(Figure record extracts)
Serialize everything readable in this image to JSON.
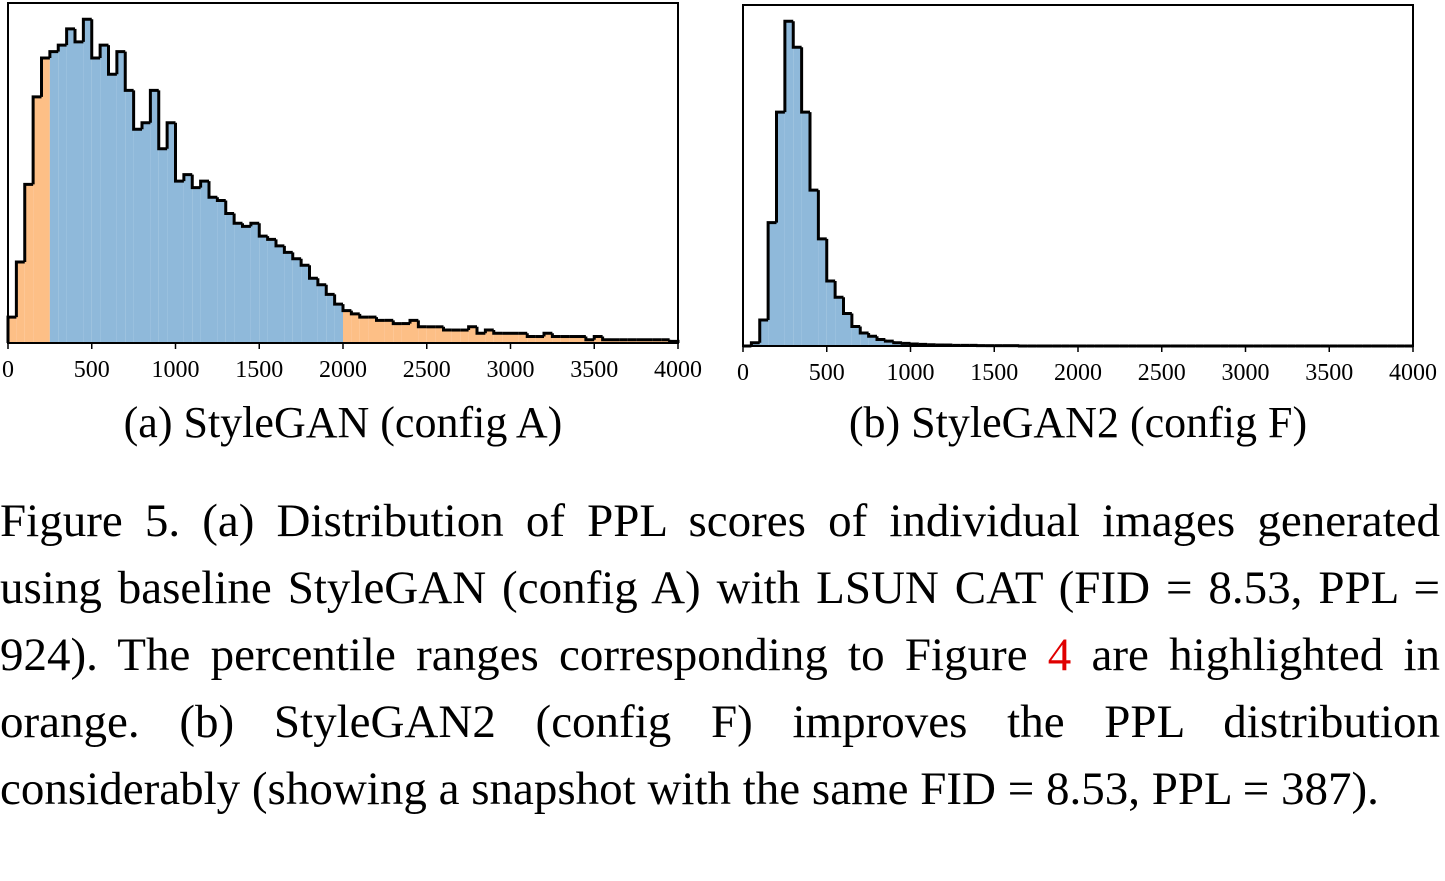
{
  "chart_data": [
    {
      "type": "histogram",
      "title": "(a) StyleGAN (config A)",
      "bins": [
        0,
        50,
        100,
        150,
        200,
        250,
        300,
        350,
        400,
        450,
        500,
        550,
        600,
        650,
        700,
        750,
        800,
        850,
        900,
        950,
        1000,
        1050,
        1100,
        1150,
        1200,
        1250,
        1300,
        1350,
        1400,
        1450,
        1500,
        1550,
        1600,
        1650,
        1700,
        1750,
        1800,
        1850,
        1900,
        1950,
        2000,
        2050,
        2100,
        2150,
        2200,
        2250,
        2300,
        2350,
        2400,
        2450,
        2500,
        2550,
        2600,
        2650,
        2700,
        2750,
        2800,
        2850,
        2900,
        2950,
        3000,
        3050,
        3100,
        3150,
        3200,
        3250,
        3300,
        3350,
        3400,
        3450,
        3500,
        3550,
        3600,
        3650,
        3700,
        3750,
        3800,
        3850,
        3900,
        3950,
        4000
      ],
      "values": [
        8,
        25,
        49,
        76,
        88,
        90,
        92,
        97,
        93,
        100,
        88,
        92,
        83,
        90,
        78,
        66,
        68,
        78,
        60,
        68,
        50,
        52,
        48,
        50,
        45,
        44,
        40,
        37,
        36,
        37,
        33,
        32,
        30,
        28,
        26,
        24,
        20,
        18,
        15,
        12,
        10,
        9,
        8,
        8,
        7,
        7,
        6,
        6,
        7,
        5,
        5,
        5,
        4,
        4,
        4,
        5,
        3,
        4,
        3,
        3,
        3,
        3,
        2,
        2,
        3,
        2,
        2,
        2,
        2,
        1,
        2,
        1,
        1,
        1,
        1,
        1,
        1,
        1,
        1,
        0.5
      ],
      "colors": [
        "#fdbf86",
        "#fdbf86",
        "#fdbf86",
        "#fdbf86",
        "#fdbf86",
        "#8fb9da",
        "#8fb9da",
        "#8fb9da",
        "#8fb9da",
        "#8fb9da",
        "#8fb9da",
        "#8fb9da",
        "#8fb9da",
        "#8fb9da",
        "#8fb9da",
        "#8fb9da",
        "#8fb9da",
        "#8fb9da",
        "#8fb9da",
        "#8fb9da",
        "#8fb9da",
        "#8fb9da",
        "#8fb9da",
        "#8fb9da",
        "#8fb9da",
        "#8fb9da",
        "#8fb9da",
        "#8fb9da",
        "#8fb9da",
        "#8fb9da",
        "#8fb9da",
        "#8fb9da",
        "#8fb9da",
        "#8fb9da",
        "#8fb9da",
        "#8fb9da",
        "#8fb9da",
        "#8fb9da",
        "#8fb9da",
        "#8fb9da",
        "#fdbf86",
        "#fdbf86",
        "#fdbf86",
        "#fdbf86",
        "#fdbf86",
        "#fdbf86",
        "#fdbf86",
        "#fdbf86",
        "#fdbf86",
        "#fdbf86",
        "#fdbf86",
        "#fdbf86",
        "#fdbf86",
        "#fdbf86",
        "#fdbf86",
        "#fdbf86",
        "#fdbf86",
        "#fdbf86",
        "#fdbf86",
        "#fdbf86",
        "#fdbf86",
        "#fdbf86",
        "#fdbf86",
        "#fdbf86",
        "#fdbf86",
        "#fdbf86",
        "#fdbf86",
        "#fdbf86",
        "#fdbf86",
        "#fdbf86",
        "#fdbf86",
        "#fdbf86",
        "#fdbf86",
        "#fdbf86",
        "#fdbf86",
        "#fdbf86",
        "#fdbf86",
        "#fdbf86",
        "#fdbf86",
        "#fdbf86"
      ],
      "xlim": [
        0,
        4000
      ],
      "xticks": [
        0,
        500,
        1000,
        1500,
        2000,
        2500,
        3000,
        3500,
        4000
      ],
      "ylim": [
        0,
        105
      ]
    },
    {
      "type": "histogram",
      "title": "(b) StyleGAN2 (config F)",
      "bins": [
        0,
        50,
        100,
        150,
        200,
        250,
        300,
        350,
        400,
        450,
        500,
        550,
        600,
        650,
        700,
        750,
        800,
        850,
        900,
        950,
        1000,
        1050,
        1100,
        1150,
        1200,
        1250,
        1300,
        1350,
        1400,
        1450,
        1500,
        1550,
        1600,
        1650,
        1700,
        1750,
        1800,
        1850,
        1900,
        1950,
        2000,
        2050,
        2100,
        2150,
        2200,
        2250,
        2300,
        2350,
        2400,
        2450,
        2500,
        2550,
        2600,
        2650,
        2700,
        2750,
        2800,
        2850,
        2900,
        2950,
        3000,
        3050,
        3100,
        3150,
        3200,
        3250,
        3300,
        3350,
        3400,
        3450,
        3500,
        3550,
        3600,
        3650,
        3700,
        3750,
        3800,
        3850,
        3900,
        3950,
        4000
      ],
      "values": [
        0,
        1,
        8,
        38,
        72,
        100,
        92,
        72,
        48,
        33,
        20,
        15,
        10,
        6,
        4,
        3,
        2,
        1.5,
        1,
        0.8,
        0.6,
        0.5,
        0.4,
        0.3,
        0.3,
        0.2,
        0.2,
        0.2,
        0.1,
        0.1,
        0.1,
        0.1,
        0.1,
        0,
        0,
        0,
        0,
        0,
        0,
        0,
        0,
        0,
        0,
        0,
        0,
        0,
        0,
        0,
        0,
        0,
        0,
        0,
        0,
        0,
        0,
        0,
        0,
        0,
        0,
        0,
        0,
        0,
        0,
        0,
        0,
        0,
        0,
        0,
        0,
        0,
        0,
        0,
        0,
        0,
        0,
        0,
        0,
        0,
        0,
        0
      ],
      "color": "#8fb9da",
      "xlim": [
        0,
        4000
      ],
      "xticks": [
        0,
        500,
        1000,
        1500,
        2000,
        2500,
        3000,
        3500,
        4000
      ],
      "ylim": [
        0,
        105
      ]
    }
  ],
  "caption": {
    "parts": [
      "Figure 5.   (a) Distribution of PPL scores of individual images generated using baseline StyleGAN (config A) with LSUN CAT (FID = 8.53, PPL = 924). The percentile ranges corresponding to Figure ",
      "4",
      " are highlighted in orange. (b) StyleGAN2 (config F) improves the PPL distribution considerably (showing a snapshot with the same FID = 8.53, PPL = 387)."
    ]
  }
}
* * *
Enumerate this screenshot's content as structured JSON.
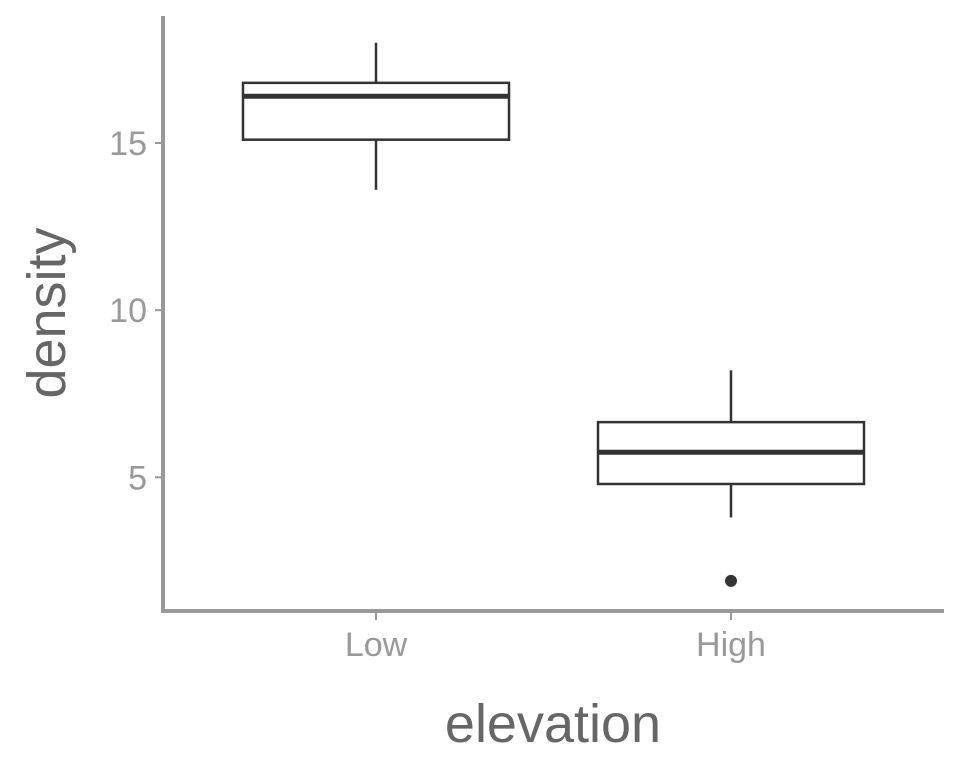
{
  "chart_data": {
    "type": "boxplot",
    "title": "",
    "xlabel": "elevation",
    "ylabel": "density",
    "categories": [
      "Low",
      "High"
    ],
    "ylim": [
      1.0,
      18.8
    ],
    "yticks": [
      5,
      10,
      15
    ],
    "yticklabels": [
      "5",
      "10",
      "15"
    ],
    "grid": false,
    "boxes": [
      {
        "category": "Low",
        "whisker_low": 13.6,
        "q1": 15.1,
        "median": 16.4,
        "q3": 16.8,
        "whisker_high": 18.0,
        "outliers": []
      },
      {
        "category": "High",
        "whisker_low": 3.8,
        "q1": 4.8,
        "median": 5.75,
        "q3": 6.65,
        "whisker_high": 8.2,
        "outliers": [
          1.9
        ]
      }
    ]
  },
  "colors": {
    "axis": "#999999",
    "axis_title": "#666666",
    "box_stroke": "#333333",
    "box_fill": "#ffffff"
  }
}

# Problem
Count each line with "JSON" in it and report that figure by itself.

# Answer for this exercise
2